**What the task requires:** Write the records out again, precisely as they stand.

===== The input

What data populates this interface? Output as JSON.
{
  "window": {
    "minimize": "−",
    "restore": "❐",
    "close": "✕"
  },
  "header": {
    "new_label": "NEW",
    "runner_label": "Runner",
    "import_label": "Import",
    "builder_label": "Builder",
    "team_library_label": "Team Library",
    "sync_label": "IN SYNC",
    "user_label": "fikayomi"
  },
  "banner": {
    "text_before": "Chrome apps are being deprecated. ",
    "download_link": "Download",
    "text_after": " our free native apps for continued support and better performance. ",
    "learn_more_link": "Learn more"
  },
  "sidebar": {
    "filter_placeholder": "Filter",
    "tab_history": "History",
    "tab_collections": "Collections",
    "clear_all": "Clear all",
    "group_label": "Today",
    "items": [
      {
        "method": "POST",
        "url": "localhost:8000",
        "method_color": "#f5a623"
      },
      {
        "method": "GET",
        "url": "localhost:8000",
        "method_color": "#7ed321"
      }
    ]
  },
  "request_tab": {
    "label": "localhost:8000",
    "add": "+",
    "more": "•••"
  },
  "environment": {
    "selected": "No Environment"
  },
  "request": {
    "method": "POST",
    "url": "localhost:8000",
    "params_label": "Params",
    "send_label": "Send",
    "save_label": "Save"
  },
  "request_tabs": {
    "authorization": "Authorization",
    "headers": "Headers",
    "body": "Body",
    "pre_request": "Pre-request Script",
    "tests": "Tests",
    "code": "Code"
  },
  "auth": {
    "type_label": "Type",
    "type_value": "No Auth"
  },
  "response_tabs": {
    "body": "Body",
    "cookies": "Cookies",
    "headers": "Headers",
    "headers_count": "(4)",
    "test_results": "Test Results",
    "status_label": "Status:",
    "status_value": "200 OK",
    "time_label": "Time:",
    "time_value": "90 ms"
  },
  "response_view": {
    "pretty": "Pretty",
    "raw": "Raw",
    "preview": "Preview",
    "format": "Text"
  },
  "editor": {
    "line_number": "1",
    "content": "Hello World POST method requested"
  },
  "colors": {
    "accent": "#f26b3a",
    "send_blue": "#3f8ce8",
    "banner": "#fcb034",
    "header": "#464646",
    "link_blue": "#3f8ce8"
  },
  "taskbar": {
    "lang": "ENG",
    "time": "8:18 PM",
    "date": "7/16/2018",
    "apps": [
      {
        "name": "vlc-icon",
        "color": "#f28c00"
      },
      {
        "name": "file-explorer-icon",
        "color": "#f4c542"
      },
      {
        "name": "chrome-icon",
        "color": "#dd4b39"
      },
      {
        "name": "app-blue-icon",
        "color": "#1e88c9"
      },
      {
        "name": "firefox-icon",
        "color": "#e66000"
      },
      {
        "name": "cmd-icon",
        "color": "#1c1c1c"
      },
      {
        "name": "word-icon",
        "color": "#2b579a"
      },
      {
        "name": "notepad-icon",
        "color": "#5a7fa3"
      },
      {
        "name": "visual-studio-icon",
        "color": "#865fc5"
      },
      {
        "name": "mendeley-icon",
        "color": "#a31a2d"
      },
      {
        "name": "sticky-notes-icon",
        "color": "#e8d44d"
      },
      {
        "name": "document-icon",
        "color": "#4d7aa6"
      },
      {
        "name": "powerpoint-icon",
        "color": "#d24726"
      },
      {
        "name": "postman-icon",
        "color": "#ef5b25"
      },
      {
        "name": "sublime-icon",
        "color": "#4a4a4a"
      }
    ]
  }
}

==========

**Finished answer:**
What data populates this interface? Output as JSON.
{
  "window": {
    "minimize": "−",
    "restore": "❐",
    "close": "✕"
  },
  "header": {
    "new_label": "NEW",
    "runner_label": "Runner",
    "import_label": "Import",
    "builder_label": "Builder",
    "team_library_label": "Team Library",
    "sync_label": "IN SYNC",
    "user_label": "fikayomi"
  },
  "banner": {
    "text_before": "Chrome apps are being deprecated. ",
    "download_link": "Download",
    "text_after": " our free native apps for continued support and better performance. ",
    "learn_more_link": "Learn more"
  },
  "sidebar": {
    "filter_placeholder": "Filter",
    "tab_history": "History",
    "tab_collections": "Collections",
    "clear_all": "Clear all",
    "group_label": "Today",
    "items": [
      {
        "method": "POST",
        "url": "localhost:8000",
        "method_color": "#f5a623"
      },
      {
        "method": "GET",
        "url": "localhost:8000",
        "method_color": "#7ed321"
      }
    ]
  },
  "request_tab": {
    "label": "localhost:8000",
    "add": "+",
    "more": "•••"
  },
  "environment": {
    "selected": "No Environment"
  },
  "request": {
    "method": "POST",
    "url": "localhost:8000",
    "params_label": "Params",
    "send_label": "Send",
    "save_label": "Save"
  },
  "request_tabs": {
    "authorization": "Authorization",
    "headers": "Headers",
    "body": "Body",
    "pre_request": "Pre-request Script",
    "tests": "Tests",
    "code": "Code"
  },
  "auth": {
    "type_label": "Type",
    "type_value": "No Auth"
  },
  "response_tabs": {
    "body": "Body",
    "cookies": "Cookies",
    "headers": "Headers",
    "headers_count": "(4)",
    "test_results": "Test Results",
    "status_label": "Status:",
    "status_value": "200 OK",
    "time_label": "Time:",
    "time_value": "90 ms"
  },
  "response_view": {
    "pretty": "Pretty",
    "raw": "Raw",
    "preview": "Preview",
    "format": "Text"
  },
  "editor": {
    "line_number": "1",
    "content": "Hello World POST method requested"
  },
  "colors": {
    "accent": "#f26b3a",
    "send_blue": "#3f8ce8",
    "banner": "#fcb034",
    "header": "#464646",
    "link_blue": "#3f8ce8"
  },
  "taskbar": {
    "lang": "ENG",
    "time": "8:18 PM",
    "date": "7/16/2018",
    "apps": [
      {
        "name": "vlc-icon",
        "color": "#f28c00"
      },
      {
        "name": "file-explorer-icon",
        "color": "#f4c542"
      },
      {
        "name": "chrome-icon",
        "color": "#dd4b39"
      },
      {
        "name": "app-blue-icon",
        "color": "#1e88c9"
      },
      {
        "name": "firefox-icon",
        "color": "#e66000"
      },
      {
        "name": "cmd-icon",
        "color": "#1c1c1c"
      },
      {
        "name": "word-icon",
        "color": "#2b579a"
      },
      {
        "name": "notepad-icon",
        "color": "#5a7fa3"
      },
      {
        "name": "visual-studio-icon",
        "color": "#865fc5"
      },
      {
        "name": "mendeley-icon",
        "color": "#a31a2d"
      },
      {
        "name": "sticky-notes-icon",
        "color": "#e8d44d"
      },
      {
        "name": "document-icon",
        "color": "#4d7aa6"
      },
      {
        "name": "powerpoint-icon",
        "color": "#d24726"
      },
      {
        "name": "postman-icon",
        "color": "#ef5b25"
      },
      {
        "name": "sublime-icon",
        "color": "#4a4a4a"
      }
    ]
  }
}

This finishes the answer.